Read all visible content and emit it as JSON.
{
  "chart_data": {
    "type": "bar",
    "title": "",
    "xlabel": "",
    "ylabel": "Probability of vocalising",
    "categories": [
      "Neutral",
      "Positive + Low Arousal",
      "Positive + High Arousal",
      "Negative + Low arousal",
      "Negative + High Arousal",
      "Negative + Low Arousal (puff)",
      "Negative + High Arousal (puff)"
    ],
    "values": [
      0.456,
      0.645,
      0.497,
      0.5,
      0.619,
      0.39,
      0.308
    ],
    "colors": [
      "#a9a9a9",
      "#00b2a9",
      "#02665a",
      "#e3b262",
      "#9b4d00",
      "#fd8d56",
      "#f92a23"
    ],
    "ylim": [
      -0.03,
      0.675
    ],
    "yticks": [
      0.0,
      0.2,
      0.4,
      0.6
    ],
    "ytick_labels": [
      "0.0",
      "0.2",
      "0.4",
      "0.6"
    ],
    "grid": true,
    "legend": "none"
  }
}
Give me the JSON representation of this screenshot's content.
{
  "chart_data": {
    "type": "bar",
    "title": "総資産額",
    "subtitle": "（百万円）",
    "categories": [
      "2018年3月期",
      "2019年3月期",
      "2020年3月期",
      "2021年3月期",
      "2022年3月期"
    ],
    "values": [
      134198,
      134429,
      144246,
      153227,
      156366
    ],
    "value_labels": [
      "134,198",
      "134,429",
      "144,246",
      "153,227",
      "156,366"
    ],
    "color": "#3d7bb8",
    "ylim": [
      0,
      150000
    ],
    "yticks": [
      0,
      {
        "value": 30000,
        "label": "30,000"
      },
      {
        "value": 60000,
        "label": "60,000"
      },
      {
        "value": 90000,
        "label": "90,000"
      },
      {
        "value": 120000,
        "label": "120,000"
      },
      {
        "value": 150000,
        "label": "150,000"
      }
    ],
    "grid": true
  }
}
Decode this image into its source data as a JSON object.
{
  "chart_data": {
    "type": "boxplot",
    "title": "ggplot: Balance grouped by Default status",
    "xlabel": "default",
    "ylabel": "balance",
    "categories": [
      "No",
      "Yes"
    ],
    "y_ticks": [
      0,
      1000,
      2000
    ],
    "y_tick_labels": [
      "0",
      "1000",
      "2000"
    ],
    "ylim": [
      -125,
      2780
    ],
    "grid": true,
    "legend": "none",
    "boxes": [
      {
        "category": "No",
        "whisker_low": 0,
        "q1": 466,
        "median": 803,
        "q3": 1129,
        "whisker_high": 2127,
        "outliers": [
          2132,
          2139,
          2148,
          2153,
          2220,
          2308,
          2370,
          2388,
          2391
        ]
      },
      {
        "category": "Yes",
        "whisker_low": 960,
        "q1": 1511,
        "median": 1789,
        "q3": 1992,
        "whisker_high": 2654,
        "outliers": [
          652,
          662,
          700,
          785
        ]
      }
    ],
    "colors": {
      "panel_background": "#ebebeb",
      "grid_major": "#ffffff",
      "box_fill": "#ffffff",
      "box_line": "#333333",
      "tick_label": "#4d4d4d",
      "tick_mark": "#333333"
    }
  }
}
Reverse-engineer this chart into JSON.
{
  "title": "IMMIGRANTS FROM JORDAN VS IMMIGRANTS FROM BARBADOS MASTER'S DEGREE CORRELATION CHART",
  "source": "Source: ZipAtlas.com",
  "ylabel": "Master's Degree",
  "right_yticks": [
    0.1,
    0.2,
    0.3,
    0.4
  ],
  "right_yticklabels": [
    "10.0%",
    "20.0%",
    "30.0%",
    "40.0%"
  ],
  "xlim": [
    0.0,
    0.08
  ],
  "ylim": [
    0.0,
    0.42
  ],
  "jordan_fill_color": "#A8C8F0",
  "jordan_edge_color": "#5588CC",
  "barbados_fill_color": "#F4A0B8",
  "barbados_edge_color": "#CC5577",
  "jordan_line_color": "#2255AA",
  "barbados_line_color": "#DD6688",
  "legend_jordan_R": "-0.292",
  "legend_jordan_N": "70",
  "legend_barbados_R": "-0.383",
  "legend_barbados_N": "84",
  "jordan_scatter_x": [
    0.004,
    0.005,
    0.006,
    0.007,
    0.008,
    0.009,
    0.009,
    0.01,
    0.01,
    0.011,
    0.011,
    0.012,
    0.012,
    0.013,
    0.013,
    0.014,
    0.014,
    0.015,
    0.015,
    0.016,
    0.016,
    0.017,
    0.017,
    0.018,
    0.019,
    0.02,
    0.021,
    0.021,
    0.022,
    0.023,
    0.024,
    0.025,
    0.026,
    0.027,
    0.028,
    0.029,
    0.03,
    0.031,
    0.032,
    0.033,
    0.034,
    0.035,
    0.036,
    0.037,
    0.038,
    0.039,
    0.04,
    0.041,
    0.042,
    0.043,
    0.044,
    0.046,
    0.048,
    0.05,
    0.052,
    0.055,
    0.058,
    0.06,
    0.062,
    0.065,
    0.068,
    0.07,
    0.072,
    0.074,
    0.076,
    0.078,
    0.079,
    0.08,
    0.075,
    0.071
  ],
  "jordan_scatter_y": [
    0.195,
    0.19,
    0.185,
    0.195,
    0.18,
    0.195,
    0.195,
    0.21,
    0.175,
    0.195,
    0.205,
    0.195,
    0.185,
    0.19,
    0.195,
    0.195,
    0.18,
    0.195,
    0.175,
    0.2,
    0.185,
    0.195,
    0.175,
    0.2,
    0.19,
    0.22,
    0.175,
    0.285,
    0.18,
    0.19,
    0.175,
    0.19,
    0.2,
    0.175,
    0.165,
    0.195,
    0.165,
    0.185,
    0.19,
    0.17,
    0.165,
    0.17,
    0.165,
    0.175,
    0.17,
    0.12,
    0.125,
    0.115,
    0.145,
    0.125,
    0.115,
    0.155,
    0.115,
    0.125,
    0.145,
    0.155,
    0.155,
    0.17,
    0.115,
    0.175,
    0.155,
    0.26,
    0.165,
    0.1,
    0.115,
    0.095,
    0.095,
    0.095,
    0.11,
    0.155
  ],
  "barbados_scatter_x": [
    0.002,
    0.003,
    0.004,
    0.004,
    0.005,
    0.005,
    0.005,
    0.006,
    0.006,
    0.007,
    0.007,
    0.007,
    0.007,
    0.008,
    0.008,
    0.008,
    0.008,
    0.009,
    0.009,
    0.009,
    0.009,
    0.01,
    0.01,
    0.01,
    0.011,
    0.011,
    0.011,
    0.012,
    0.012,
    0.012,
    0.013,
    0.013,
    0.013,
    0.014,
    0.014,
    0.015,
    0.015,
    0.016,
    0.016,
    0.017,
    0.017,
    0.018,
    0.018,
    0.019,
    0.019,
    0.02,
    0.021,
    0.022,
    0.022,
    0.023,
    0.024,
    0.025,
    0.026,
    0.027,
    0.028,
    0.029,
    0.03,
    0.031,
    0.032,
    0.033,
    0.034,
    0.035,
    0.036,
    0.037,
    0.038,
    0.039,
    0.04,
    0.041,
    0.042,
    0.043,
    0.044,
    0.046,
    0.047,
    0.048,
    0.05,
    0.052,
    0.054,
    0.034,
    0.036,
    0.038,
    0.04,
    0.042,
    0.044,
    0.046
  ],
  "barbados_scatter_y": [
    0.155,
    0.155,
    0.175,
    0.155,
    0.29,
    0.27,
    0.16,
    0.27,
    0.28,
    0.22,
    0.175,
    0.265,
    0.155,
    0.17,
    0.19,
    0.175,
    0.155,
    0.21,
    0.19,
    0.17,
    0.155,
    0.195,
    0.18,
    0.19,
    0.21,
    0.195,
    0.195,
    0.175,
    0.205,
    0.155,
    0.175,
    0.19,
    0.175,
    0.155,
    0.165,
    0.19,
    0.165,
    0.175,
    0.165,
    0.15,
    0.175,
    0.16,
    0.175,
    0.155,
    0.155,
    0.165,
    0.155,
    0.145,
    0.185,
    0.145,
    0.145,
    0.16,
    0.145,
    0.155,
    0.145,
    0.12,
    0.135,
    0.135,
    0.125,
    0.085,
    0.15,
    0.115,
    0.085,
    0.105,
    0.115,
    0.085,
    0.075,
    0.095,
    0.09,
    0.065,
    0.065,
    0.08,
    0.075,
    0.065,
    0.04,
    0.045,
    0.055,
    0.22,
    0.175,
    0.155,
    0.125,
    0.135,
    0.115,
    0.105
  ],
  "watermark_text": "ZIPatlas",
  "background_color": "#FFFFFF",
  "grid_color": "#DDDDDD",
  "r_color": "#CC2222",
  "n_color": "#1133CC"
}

_WHAT THIS TASK INVOLVES:_
Which lines hold the string "into"? List them all.

_TASK ANSWER:_
Decode this image into its source data as a JSON object.
Reverse-engineer this chart into JSON.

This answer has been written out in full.